=== READING TEXT ===

+ + + +

TIMPS-Coder v3 — Elite Bug-Fixing Assistant (0.5B)

A 0.5B parameter coding model fine-tuned to think before it codes — specialising in bug analysis, code review, algorithm problem-solving, and agentic planning.
Built by Sandeep Reddy · TIMPS · Made in India 🇮🇳

Model Summary

Field	Value
Base model	`Qwen/Qwen2.5-Coder-0.5B-Instruct` (Alibaba Cloud)
Architecture	Qwen2 Transformer — 494M parameters
Fine-tuning method	LoRA (rank=16, 16 layers) via MLX-LM
Context window	4096 tokens
Quantization	Q4_K_M GGUF (Ollama) / BF16 safetensors (HuggingFace)
Chat template	ChatML (`<\|im_start\|>` / `<\|im_end\|>`)
License	Apache 2.0
Training hardware	Apple M-series (Mac M1/M2/M3, 8 GB RAM)

Benchmark Results — 25 Tests, 5 Dimensions

Evaluated on 3_benchmark_ollama.py — 25 hand-crafted tasks covering the most common real-world coding scenarios.
Scoring: 2 pts = complete correct answer with code · 1 pt = partial · 0 = wrong/refused.

Dimension	Score	%	What is tested
🐛 Bug Fix	9 / 10	90%	NullPointer, KeyError, off-by-one, async/await, recursion base case
🔧 SWE / Repo-level	9 / 10	90%	ConcurrentModification, race conditions, N+1 queries, memory leaks, goroutine leaks
⚡ Algorithms	9 / 10	90%	Two Sum O(n), sliding window, binary search rotated array, LRU Cache, merge K lists
🔍 Code Review	8 / 10	80%	SQL injection, O(n²) → O(n), missing try/catch, mutable defaults, StringBuilder
🤖 Agentic Reasoning	9 / 10	90%	Debug plan, GitHub Actions CI, monolith refactor, flaky test fix, profiling plan
TOTAL	44 / 50	88%

Full per-test results in benchmark_results.json.

+ + + +

=== DATASET SECTION ===
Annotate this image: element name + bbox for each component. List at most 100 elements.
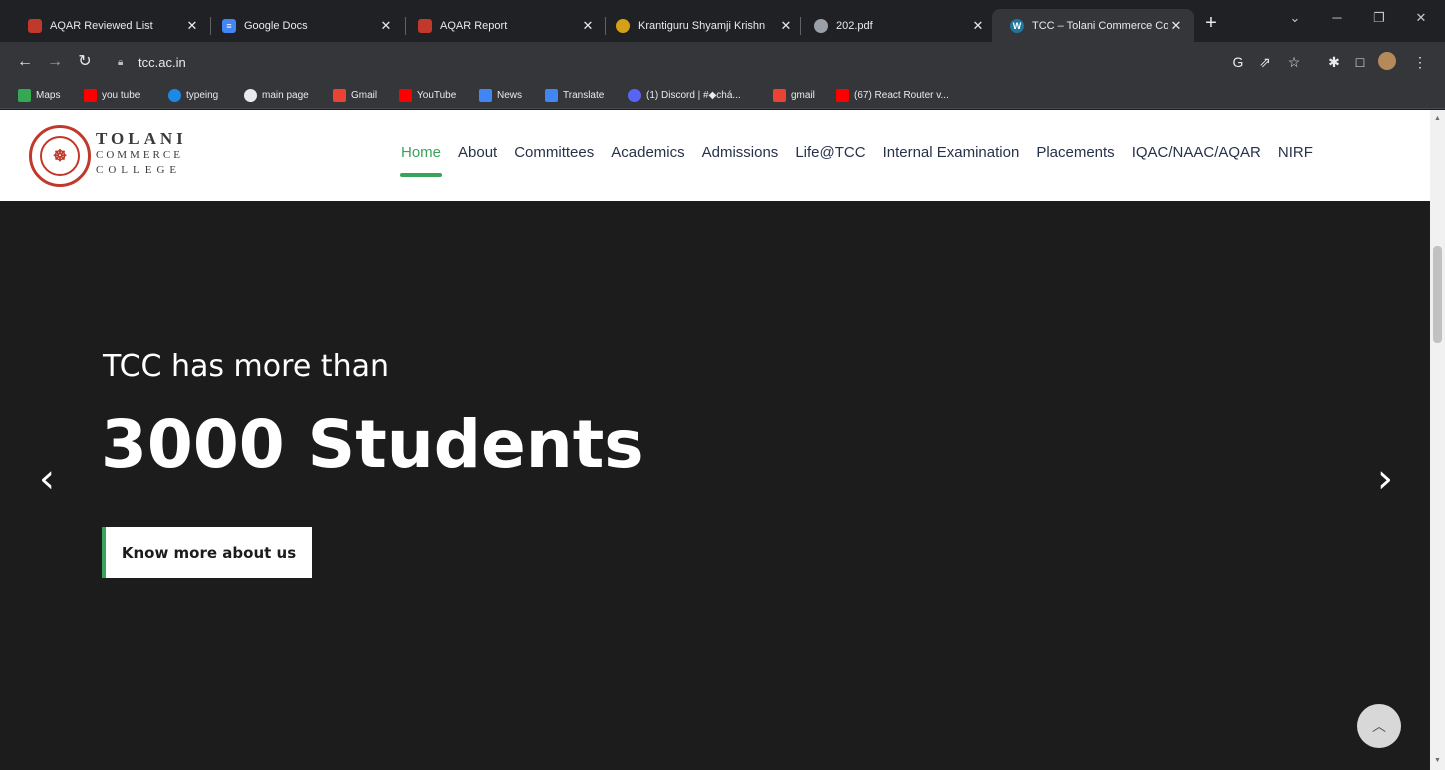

+ + + +

=== WHAT YOU HAVE TO DO ===
Resume the TIMPS-Coder v3 model card after its final sentence. The data were drawn from a separate source unrelated to this text.

=== OUTPUT OF THE EXERCISE ===
Reproduce the benchmark

# Requires Ollama running with the model pulled
ollama pull sandeeprdy1729/timps-coder
python3 3_benchmark_ollama.py          # full 25-test run (~2 min)
python3 3_benchmark_ollama.py --quick  # 10-test fast run

Why 0.5B Can Beat Larger Models on This Task

A 0.5B model running locally beats cloud-called 7B models at bug fixing when:

Narrow scope — trained exclusively on bug fixing and code review, not general chat
Format discipline — every training sample uses THINK → FIX → VERIFY structure
Low temperature — temp=0.1 minimises hallucination at inference time
Fast feedback — 2–6 second response, fully offline, no data leaves your machine
Specialisation beats scale at focused tasks

Quick Start

Option 1 — Ollama (recommended)

ollama pull sandeeprdy1729/timps-coder
ollama run sandeeprdy1729/timps-coder

Option 2 — MLX (Mac Apple Silicon, no quantization loss)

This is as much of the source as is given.